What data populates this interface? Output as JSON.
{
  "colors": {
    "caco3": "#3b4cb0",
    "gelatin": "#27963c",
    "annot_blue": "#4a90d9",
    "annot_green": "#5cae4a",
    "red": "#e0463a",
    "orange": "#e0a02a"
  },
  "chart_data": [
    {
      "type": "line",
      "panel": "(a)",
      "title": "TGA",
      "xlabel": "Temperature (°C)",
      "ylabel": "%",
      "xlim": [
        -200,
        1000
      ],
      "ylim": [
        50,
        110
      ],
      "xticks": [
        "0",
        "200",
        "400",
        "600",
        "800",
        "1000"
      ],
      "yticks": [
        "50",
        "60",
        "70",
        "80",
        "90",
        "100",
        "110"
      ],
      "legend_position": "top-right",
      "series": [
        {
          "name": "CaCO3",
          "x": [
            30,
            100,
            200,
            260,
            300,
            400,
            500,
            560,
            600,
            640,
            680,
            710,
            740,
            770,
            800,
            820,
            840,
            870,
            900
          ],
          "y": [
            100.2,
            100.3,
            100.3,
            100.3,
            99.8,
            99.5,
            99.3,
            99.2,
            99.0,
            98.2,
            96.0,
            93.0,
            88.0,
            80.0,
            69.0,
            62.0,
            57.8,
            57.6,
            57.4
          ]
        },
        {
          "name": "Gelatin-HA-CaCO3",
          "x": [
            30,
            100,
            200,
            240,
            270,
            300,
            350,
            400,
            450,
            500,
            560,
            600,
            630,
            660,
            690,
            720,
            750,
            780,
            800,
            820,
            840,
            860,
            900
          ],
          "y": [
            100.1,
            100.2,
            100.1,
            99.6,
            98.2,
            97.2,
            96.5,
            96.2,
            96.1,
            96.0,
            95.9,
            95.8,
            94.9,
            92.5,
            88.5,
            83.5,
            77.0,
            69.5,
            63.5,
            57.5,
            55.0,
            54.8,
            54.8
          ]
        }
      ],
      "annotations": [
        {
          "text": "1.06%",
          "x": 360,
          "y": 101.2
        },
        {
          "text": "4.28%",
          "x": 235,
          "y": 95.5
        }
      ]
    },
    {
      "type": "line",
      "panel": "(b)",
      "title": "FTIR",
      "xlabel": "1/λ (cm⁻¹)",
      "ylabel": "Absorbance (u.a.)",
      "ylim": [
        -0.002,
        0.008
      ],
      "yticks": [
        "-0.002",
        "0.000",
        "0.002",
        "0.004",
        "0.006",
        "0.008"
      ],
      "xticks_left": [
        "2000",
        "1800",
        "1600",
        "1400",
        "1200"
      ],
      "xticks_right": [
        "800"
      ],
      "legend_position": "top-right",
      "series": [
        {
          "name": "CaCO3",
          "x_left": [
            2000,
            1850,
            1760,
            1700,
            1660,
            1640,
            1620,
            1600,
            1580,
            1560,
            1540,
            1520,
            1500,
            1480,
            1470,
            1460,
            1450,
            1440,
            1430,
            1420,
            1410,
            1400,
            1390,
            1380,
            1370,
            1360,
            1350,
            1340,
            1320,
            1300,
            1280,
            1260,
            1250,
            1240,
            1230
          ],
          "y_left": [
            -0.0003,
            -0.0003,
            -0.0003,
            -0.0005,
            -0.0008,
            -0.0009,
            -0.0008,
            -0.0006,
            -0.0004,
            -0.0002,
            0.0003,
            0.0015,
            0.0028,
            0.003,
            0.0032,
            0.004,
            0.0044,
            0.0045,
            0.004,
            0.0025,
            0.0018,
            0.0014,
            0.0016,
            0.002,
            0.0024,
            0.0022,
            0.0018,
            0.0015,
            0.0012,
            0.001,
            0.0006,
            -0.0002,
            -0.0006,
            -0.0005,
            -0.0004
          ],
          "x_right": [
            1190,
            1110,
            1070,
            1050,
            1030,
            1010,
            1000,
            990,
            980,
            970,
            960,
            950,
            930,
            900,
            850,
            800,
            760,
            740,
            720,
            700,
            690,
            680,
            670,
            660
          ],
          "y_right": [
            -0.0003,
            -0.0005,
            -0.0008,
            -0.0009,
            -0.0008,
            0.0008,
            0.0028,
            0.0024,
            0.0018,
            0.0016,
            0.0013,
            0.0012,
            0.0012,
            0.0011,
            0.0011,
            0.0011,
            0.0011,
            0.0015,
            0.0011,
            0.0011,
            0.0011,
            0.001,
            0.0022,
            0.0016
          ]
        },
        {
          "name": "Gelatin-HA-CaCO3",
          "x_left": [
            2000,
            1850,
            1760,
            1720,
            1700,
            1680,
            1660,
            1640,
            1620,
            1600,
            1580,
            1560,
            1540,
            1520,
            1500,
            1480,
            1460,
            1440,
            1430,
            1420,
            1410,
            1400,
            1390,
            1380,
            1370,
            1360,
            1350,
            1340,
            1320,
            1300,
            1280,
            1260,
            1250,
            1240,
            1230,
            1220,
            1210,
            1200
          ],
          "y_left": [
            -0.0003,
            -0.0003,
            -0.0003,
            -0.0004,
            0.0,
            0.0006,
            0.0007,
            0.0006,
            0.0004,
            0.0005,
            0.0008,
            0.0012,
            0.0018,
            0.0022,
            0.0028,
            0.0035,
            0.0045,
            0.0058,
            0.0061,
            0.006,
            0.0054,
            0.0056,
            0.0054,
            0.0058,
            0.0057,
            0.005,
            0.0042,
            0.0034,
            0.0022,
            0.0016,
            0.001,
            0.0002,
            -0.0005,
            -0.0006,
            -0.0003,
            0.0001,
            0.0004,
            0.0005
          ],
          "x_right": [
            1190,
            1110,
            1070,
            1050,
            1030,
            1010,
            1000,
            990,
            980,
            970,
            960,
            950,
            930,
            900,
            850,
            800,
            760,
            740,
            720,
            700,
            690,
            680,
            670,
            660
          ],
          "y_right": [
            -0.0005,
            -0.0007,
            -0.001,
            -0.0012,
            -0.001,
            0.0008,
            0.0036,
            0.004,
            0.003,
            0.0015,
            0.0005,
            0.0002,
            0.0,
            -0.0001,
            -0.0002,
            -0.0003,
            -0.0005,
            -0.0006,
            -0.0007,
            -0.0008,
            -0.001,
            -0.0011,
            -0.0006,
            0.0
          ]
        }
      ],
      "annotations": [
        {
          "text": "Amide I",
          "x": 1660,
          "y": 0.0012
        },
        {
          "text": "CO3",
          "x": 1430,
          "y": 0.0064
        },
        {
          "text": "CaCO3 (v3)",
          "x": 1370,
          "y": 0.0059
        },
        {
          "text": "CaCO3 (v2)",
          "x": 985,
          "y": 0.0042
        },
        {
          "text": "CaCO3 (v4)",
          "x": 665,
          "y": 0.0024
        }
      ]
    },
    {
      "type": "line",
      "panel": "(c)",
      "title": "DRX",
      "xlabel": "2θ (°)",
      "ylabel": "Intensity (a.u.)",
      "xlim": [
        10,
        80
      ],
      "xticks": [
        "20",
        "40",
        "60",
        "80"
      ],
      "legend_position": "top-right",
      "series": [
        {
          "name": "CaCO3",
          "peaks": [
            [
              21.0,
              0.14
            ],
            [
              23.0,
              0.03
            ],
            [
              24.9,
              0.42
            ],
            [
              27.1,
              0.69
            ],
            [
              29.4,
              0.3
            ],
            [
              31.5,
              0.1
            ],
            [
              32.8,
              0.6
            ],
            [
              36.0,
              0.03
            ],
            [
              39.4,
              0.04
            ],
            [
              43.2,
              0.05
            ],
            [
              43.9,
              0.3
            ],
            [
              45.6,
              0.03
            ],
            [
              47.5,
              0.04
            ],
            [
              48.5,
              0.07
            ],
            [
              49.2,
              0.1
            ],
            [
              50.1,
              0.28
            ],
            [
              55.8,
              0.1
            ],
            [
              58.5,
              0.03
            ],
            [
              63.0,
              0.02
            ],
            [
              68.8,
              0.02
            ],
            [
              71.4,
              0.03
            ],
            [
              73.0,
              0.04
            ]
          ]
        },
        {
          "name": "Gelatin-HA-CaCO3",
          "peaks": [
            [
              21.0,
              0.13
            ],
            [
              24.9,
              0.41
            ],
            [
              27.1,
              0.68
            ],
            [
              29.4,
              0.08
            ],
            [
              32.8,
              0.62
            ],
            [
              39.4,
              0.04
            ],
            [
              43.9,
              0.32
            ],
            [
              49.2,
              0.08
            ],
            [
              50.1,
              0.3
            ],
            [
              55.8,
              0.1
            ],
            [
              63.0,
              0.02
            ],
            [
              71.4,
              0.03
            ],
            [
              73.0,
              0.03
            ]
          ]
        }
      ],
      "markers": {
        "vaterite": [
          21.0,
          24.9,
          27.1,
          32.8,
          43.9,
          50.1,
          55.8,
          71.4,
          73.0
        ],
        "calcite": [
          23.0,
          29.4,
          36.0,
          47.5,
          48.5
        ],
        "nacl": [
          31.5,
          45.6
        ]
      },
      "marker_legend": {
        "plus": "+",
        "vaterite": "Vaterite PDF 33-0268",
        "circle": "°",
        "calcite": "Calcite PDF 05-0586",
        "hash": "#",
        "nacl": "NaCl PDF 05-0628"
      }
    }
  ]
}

Instruction —
From the entries, copy out each line containing the word "calcite".

Solution to the exercise —
        "calcite": [
        "calcite": "Calcite PDF 05-0586",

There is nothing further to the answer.